Dataset entries:

■ ■ ■ ■ ■

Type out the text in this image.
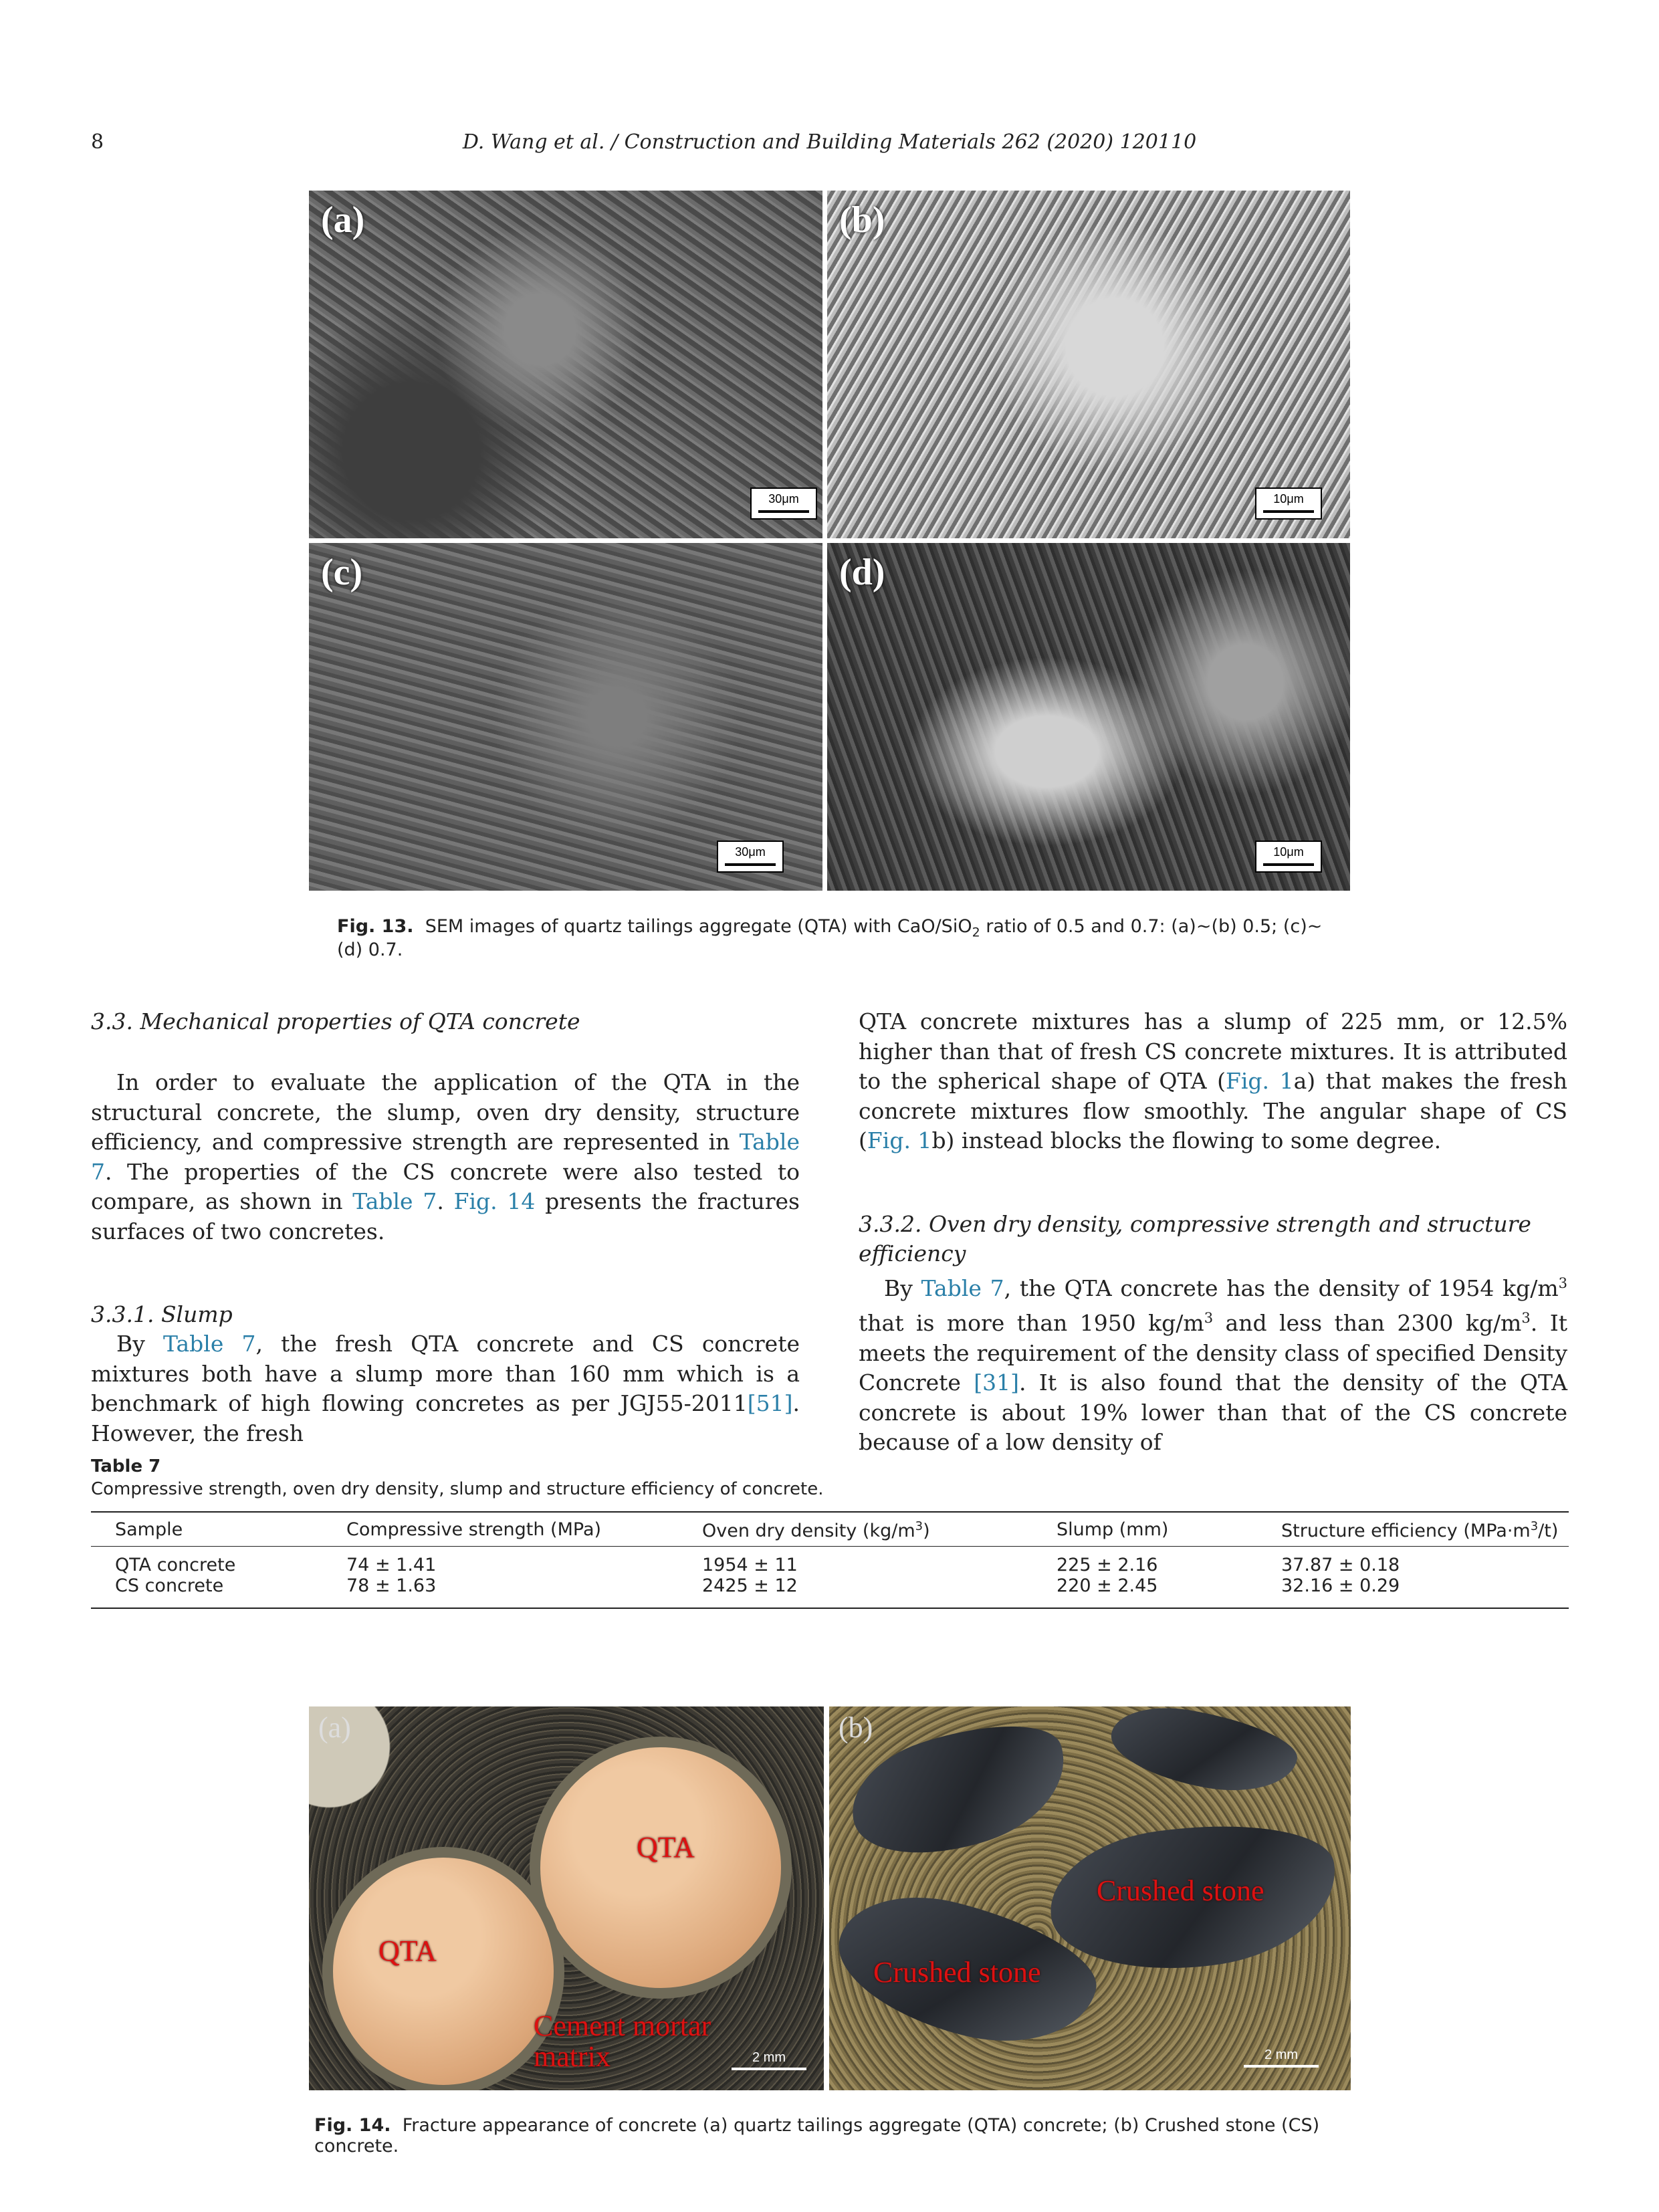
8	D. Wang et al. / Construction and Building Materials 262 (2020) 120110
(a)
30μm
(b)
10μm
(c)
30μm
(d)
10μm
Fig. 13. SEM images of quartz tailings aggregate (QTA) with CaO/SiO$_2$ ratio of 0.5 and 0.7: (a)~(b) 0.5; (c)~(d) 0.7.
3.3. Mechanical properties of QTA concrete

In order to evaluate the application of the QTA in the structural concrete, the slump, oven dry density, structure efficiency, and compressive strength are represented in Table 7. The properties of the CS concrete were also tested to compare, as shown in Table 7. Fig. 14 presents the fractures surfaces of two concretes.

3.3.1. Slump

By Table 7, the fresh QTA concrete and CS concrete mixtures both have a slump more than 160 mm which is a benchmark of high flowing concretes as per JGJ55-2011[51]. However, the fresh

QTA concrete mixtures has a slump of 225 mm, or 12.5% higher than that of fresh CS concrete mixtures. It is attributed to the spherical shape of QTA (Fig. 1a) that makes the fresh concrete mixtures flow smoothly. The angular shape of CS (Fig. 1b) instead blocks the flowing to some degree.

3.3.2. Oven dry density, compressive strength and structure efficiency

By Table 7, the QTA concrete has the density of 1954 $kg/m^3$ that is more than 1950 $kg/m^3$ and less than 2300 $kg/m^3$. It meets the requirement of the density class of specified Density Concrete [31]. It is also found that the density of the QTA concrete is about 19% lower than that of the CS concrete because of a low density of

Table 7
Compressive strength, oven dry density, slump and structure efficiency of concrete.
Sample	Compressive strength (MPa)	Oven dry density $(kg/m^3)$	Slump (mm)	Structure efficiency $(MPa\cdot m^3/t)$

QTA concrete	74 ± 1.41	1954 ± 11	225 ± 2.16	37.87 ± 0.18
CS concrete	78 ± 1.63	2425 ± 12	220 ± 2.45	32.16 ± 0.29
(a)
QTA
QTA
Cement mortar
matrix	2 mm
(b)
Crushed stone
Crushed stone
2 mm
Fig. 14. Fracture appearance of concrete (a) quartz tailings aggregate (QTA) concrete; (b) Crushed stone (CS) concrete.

■ ■ ■ ■ ■

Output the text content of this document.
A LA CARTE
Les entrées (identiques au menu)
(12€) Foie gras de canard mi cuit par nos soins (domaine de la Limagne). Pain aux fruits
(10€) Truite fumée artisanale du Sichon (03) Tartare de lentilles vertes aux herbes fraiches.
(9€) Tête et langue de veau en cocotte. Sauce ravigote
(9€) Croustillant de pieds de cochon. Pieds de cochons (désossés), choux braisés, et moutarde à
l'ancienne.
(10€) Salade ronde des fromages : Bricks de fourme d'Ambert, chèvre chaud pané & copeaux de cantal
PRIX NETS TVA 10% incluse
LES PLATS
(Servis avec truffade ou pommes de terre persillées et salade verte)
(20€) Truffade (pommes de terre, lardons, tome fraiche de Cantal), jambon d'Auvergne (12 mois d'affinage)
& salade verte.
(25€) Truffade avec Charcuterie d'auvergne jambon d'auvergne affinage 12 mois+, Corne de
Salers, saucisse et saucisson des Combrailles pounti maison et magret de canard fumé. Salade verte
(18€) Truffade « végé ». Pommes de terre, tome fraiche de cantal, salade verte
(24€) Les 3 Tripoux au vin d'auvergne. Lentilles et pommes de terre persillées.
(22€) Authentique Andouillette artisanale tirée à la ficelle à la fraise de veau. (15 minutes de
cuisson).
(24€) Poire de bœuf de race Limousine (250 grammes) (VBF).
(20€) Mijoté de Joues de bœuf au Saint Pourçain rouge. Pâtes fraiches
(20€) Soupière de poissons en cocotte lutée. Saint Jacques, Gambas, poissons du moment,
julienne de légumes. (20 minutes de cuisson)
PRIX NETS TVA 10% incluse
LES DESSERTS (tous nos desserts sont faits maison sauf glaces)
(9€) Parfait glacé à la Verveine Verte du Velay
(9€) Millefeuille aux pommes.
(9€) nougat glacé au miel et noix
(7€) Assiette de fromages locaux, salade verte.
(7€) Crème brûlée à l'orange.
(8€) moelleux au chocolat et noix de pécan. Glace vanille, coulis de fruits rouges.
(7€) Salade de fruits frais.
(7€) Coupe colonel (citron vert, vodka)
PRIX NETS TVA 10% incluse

■ ■ ■ ■ ■

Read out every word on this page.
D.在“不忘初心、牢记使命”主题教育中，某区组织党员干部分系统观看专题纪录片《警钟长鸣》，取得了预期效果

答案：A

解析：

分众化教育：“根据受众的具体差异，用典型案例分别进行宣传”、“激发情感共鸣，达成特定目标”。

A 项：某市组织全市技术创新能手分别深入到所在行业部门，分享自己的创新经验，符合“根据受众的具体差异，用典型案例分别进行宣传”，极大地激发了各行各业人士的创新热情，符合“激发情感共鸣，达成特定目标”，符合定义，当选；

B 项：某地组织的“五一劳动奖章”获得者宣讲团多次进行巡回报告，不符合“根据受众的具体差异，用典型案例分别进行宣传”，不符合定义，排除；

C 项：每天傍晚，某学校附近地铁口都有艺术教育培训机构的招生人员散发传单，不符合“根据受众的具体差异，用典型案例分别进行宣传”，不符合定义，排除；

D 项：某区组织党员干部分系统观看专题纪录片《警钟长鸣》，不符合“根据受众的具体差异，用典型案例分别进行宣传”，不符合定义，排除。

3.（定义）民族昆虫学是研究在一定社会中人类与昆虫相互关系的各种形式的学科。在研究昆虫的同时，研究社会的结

■ ■ ■ ■ ■

Problem details: Locate all lines that include the word "达成特定目标" and copy them out.

Solution below:
分众化教育：“根据受众的具体差异，用典型案例分别进行宣传”、“激发情感共鸣，达成特定目标”。
A 项：某市组织全市技术创新能手分别深入到所在行业部门，分享自己的创新经验，符合“根据受众的具体差异，用典型案例分别进行宣传”，极大地激发了各行各业人士的创新热情，符合“激发情感共鸣，达成特定目标”，符合定义，当选；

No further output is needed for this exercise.